◆ RECORDS SUPPLIED:

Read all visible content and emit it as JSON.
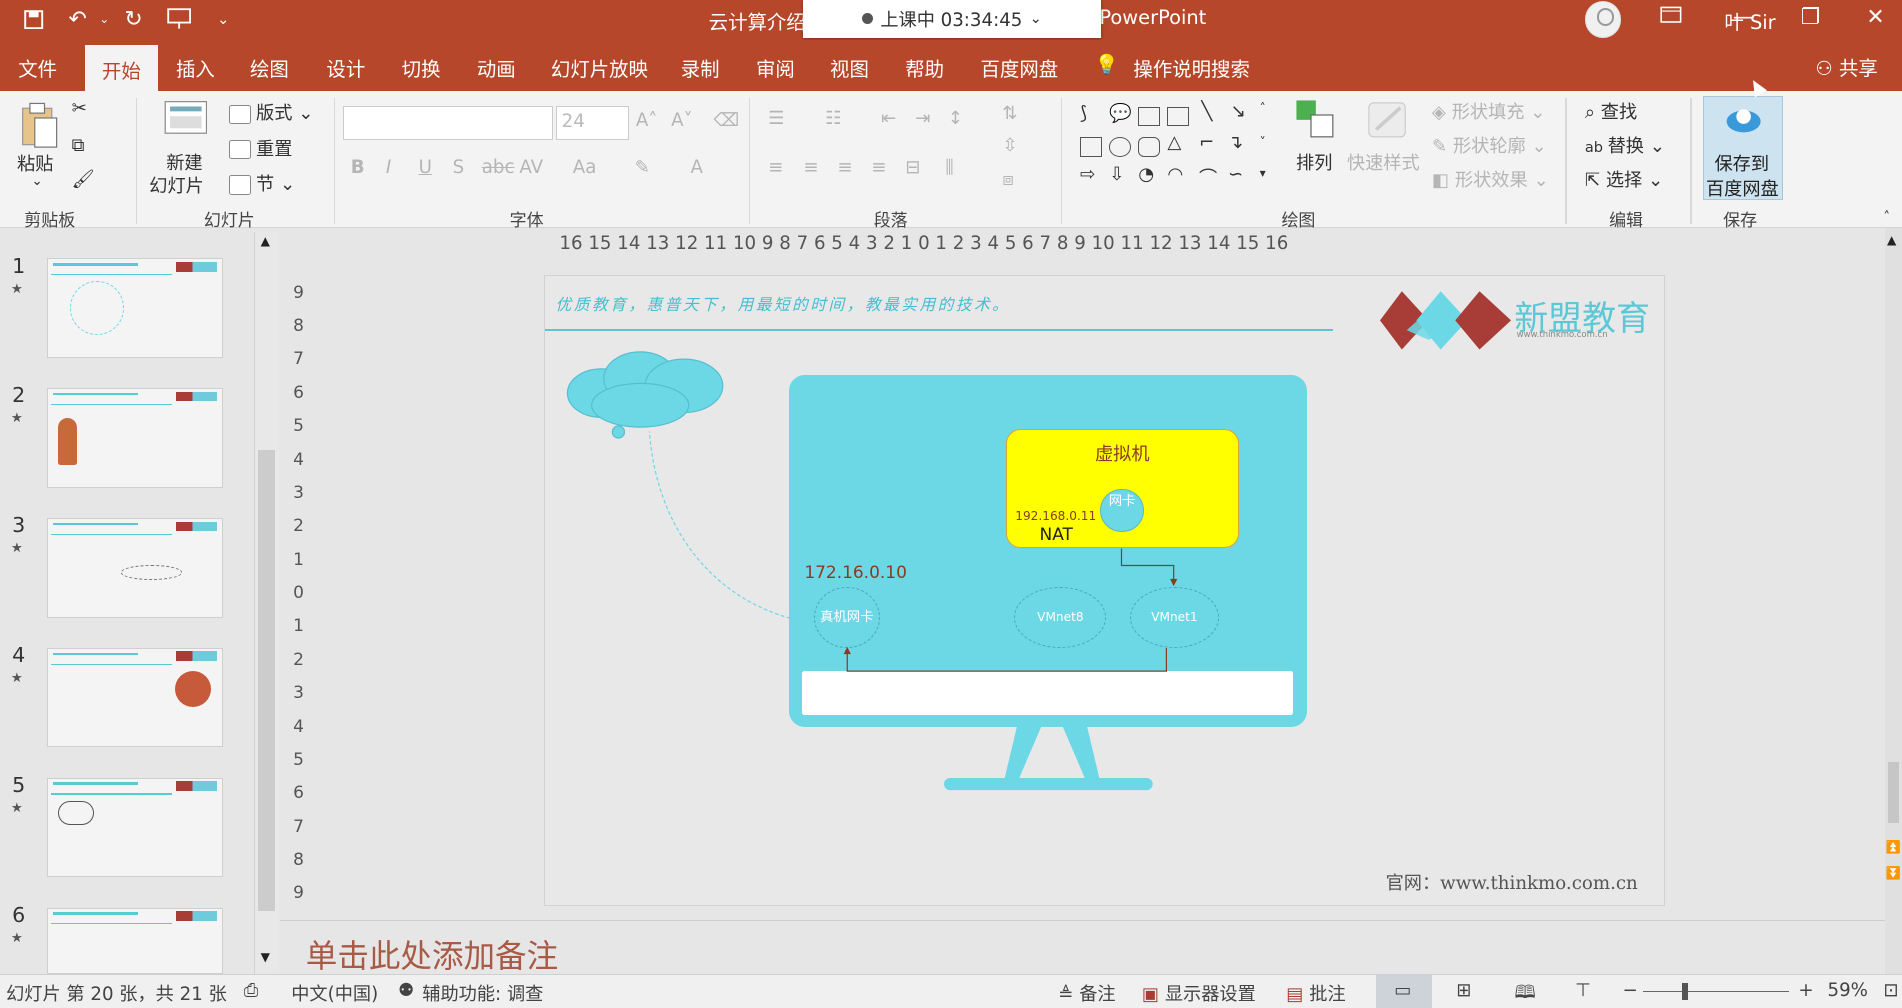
{
  "titlebar": {
    "doc_title_left": "云计算介绍。",
    "doc_title_right": "PowerPoint",
    "timer_text": "上课中 03:34:45",
    "user_name": "叶 Sir"
  },
  "menu": {
    "tabs": [
      "文件",
      "开始",
      "插入",
      "绘图",
      "设计",
      "切换",
      "动画",
      "幻灯片放映",
      "录制",
      "审阅",
      "视图",
      "帮助",
      "百度网盘",
      "操作说明搜索"
    ],
    "active_tab": "开始",
    "share": "共享"
  },
  "ribbon": {
    "clipboard": {
      "paste": "粘贴",
      "group": "剪贴板"
    },
    "slides": {
      "new_slide_1": "新建",
      "new_slide_2": "幻灯片",
      "layout": "版式",
      "reset": "重置",
      "section": "节",
      "group": "幻灯片"
    },
    "font": {
      "size": "24",
      "group": "字体"
    },
    "paragraph": {
      "group": "段落"
    },
    "drawing": {
      "arrange": "排列",
      "quick_styles": "快速样式",
      "shape_fill": "形状填充",
      "shape_outline": "形状轮廓",
      "shape_effects": "形状效果",
      "group": "绘图"
    },
    "editing": {
      "find": "查找",
      "replace": "替换",
      "select": "选择",
      "group": "编辑"
    },
    "save": {
      "line1": "保存到",
      "line2": "百度网盘",
      "group": "保存"
    }
  },
  "thumbnails": [
    {
      "num": "1",
      "star": "★"
    },
    {
      "num": "2",
      "star": "★"
    },
    {
      "num": "3",
      "star": "★"
    },
    {
      "num": "4",
      "star": "★"
    },
    {
      "num": "5",
      "star": "★"
    },
    {
      "num": "6",
      "star": "★"
    }
  ],
  "ruler": {
    "horizontal": "16 15 14 13 12 11 10 9 8 7 6 5 4 3 2 1 0 1 2 3 4 5 6 7 8 9 10 11 12 13 14 15 16",
    "vertical": [
      "9",
      "8",
      "7",
      "6",
      "5",
      "4",
      "3",
      "2",
      "1",
      "0",
      "1",
      "2",
      "3",
      "4",
      "5",
      "6",
      "7",
      "8",
      "9"
    ]
  },
  "slide": {
    "slogan": "优质教育，惠普天下，用最短的时间，教最实用的技术。",
    "brand": "新盟教育",
    "brand_sub": "www.thinkmo.com.cn",
    "website": "官网：www.thinkmo.com.cn",
    "vm_title": "虚拟机",
    "vm_ip": "192.168.0.11",
    "vm_nat": "NAT",
    "vm_nic": "网卡",
    "host_ip": "172.16.0.10",
    "host_nic": "真机网卡",
    "vmnet8": "VMnet8",
    "vmnet1": "VMnet1"
  },
  "notes_placeholder": "单击此处添加备注",
  "status": {
    "slide_info": "幻灯片 第 20 张，共 21 张",
    "language": "中文(中国)",
    "accessibility": "辅助功能: 调查",
    "notes": "备注",
    "display_settings": "显示器设置",
    "comments": "批注",
    "zoom": "59%"
  },
  "colors": {
    "accent": "#b7472a",
    "teal": "#6cd8e6",
    "vm_yellow": "#ffff00"
  }
}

◆ INSTRUCTIONS TO FOLLOW: Send back the data above word for word, with the pictures left out.

◆ CORRECT RESULT:
Read all visible content and emit it as JSON.
{
  "titlebar": {
    "doc_title_left": "云计算介绍。",
    "doc_title_right": "PowerPoint",
    "timer_text": "上课中 03:34:45",
    "user_name": "叶 Sir"
  },
  "menu": {
    "tabs": [
      "文件",
      "开始",
      "插入",
      "绘图",
      "设计",
      "切换",
      "动画",
      "幻灯片放映",
      "录制",
      "审阅",
      "视图",
      "帮助",
      "百度网盘",
      "操作说明搜索"
    ],
    "active_tab": "开始",
    "share": "共享"
  },
  "ribbon": {
    "clipboard": {
      "paste": "粘贴",
      "group": "剪贴板"
    },
    "slides": {
      "new_slide_1": "新建",
      "new_slide_2": "幻灯片",
      "layout": "版式",
      "reset": "重置",
      "section": "节",
      "group": "幻灯片"
    },
    "font": {
      "size": "24",
      "group": "字体"
    },
    "paragraph": {
      "group": "段落"
    },
    "drawing": {
      "arrange": "排列",
      "quick_styles": "快速样式",
      "shape_fill": "形状填充",
      "shape_outline": "形状轮廓",
      "shape_effects": "形状效果",
      "group": "绘图"
    },
    "editing": {
      "find": "查找",
      "replace": "替换",
      "select": "选择",
      "group": "编辑"
    },
    "save": {
      "line1": "保存到",
      "line2": "百度网盘",
      "group": "保存"
    }
  },
  "thumbnails": [
    {
      "num": "1",
      "star": "★"
    },
    {
      "num": "2",
      "star": "★"
    },
    {
      "num": "3",
      "star": "★"
    },
    {
      "num": "4",
      "star": "★"
    },
    {
      "num": "5",
      "star": "★"
    },
    {
      "num": "6",
      "star": "★"
    }
  ],
  "ruler": {
    "horizontal": "16 15 14 13 12 11 10 9 8 7 6 5 4 3 2 1 0 1 2 3 4 5 6 7 8 9 10 11 12 13 14 15 16",
    "vertical": [
      "9",
      "8",
      "7",
      "6",
      "5",
      "4",
      "3",
      "2",
      "1",
      "0",
      "1",
      "2",
      "3",
      "4",
      "5",
      "6",
      "7",
      "8",
      "9"
    ]
  },
  "slide": {
    "slogan": "优质教育，惠普天下，用最短的时间，教最实用的技术。",
    "brand": "新盟教育",
    "brand_sub": "www.thinkmo.com.cn",
    "website": "官网：www.thinkmo.com.cn",
    "vm_title": "虚拟机",
    "vm_ip": "192.168.0.11",
    "vm_nat": "NAT",
    "vm_nic": "网卡",
    "host_ip": "172.16.0.10",
    "host_nic": "真机网卡",
    "vmnet8": "VMnet8",
    "vmnet1": "VMnet1"
  },
  "notes_placeholder": "单击此处添加备注",
  "status": {
    "slide_info": "幻灯片 第 20 张，共 21 张",
    "language": "中文(中国)",
    "accessibility": "辅助功能: 调查",
    "notes": "备注",
    "display_settings": "显示器设置",
    "comments": "批注",
    "zoom": "59%"
  },
  "colors": {
    "accent": "#b7472a",
    "teal": "#6cd8e6",
    "vm_yellow": "#ffff00"
  }
}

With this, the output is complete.